* EXERCISE DIRECTIONS *
Copy out each line that mentions the word "smoothed".

* start RECORD LIST *

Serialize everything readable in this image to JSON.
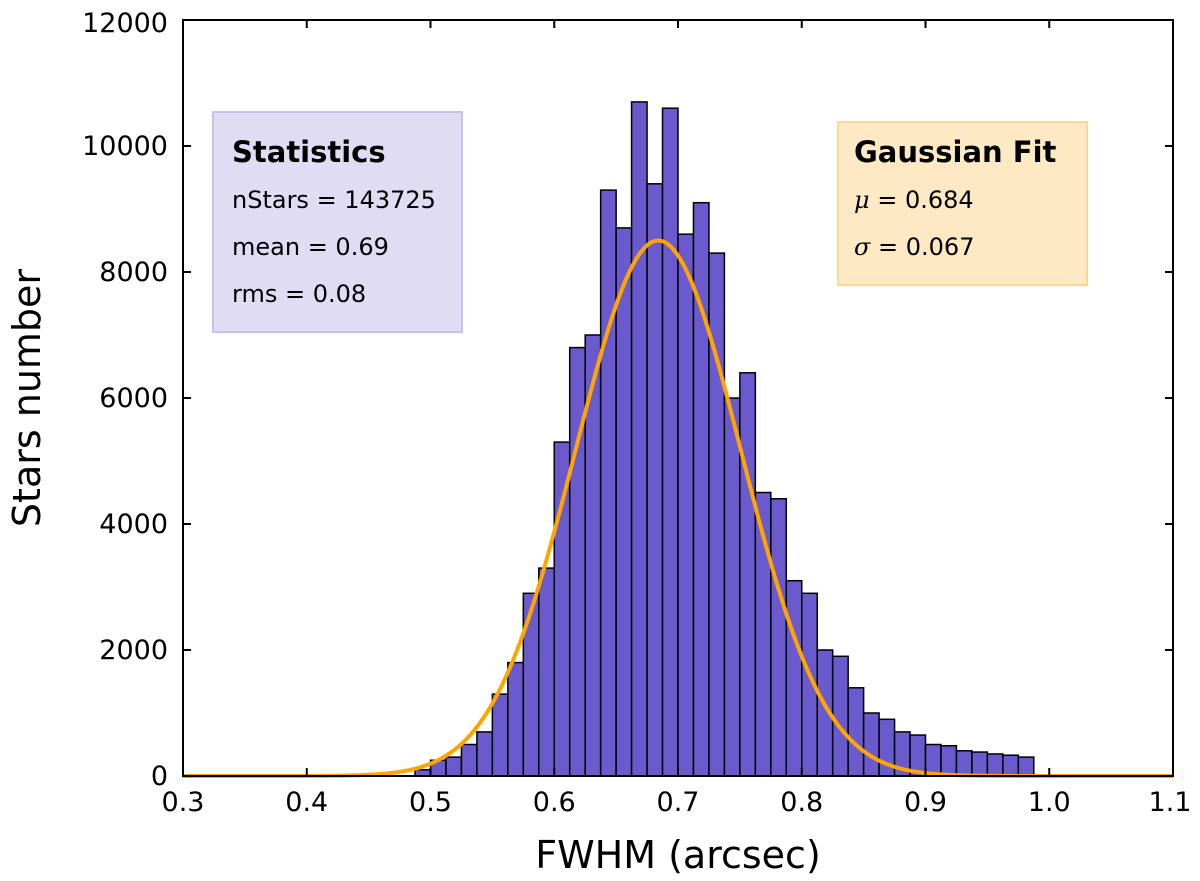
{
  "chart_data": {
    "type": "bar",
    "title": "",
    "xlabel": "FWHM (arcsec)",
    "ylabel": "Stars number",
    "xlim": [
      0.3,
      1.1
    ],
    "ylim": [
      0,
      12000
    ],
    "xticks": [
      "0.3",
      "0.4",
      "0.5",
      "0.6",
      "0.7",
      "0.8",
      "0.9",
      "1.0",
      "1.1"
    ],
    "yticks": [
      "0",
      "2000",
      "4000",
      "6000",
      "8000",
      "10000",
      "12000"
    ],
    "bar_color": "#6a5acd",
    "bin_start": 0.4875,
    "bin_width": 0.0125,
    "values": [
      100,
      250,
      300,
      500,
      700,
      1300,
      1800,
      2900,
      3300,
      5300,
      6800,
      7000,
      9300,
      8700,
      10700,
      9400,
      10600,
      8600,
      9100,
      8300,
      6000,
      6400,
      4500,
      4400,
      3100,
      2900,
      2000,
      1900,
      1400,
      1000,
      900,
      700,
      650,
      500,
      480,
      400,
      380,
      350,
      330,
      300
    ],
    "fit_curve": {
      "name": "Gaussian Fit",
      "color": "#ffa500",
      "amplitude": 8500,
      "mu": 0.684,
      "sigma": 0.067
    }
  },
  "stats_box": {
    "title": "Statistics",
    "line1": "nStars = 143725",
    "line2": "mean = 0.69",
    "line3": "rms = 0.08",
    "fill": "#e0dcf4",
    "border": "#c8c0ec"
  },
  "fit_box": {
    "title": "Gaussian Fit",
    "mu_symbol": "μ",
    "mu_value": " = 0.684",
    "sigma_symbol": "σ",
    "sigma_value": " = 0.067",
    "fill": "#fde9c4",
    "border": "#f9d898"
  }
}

* end RECORD LIST *
* start RECORD LIST *

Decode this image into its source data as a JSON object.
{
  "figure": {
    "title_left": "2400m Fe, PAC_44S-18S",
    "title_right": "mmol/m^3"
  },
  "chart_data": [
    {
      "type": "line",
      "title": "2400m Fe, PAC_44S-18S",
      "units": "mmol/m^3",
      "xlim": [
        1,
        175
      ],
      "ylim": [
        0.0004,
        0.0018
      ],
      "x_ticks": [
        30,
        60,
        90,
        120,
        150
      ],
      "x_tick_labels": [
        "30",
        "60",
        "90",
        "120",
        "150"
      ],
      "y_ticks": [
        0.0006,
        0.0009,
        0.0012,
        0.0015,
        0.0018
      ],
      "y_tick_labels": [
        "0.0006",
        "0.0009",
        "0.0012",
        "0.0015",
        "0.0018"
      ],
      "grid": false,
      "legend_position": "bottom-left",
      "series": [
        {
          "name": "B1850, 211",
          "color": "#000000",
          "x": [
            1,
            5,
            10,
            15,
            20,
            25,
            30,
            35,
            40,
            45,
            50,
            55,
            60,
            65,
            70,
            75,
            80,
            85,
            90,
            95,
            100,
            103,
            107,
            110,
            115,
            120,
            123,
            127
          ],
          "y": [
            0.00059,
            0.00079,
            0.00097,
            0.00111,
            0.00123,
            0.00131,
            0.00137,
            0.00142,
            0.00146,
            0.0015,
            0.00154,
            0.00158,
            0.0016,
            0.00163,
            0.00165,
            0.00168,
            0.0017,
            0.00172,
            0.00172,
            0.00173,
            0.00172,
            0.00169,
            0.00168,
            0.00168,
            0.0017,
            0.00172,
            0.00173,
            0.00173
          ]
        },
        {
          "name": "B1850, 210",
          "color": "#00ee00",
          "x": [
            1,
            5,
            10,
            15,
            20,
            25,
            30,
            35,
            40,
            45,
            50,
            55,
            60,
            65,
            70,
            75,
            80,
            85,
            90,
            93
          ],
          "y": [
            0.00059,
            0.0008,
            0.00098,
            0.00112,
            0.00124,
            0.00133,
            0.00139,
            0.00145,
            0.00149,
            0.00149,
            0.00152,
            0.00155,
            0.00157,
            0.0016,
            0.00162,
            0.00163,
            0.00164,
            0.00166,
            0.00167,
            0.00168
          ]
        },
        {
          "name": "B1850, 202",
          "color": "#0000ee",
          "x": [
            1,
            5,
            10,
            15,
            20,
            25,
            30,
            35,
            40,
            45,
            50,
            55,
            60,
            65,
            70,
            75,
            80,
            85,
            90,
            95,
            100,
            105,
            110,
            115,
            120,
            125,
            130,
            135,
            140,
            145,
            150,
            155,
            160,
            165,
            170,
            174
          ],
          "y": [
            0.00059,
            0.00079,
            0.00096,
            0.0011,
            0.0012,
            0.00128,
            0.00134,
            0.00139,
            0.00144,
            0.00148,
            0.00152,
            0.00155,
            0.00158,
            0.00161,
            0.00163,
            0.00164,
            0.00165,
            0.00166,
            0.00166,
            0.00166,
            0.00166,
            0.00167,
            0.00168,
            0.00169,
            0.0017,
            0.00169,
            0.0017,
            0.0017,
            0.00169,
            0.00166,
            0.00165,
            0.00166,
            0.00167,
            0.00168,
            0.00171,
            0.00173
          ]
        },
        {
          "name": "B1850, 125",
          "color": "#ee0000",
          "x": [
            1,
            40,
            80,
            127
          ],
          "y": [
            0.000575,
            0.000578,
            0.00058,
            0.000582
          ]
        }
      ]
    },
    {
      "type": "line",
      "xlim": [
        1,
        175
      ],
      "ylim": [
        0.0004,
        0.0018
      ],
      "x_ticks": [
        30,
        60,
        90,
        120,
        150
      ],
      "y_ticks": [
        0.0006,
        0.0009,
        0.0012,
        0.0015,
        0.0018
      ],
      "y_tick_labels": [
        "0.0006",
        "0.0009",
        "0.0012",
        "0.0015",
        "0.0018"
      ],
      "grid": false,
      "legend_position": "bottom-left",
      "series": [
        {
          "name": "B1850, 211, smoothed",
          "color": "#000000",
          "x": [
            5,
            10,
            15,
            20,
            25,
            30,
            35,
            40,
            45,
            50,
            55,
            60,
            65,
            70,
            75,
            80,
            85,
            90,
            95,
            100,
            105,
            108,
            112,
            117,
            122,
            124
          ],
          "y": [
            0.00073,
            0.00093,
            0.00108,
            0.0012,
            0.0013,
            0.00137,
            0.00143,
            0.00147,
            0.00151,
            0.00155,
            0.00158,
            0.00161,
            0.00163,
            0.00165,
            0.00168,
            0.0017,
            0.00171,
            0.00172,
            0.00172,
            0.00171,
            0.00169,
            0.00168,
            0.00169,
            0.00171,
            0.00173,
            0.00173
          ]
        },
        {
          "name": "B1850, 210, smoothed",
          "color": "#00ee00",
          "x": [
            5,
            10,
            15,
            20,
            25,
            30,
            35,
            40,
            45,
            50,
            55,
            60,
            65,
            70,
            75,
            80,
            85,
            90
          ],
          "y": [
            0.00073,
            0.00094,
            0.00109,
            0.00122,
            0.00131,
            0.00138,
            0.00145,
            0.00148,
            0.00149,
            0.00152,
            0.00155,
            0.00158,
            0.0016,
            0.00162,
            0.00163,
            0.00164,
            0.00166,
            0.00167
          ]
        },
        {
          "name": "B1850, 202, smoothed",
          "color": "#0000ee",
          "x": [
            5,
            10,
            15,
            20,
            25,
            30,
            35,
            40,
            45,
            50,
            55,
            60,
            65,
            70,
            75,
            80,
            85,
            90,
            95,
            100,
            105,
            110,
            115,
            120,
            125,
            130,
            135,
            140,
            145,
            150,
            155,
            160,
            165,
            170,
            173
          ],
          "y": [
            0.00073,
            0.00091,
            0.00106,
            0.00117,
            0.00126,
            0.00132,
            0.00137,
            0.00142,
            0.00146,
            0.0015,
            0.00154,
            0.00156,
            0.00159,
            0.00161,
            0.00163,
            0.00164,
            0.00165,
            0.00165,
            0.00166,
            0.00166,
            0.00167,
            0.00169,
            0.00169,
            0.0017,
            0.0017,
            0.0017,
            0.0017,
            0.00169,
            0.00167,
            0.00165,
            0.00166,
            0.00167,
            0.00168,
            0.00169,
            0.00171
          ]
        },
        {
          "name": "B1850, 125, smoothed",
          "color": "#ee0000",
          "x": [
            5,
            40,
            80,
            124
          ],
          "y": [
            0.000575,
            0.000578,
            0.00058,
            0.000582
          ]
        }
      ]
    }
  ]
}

* end RECORD LIST *

* WRITTEN SOLUTION *
          "name": "B1850, 211, smoothed",
          "name": "B1850, 210, smoothed",
          "name": "B1850, 202, smoothed",
          "name": "B1850, 125, smoothed",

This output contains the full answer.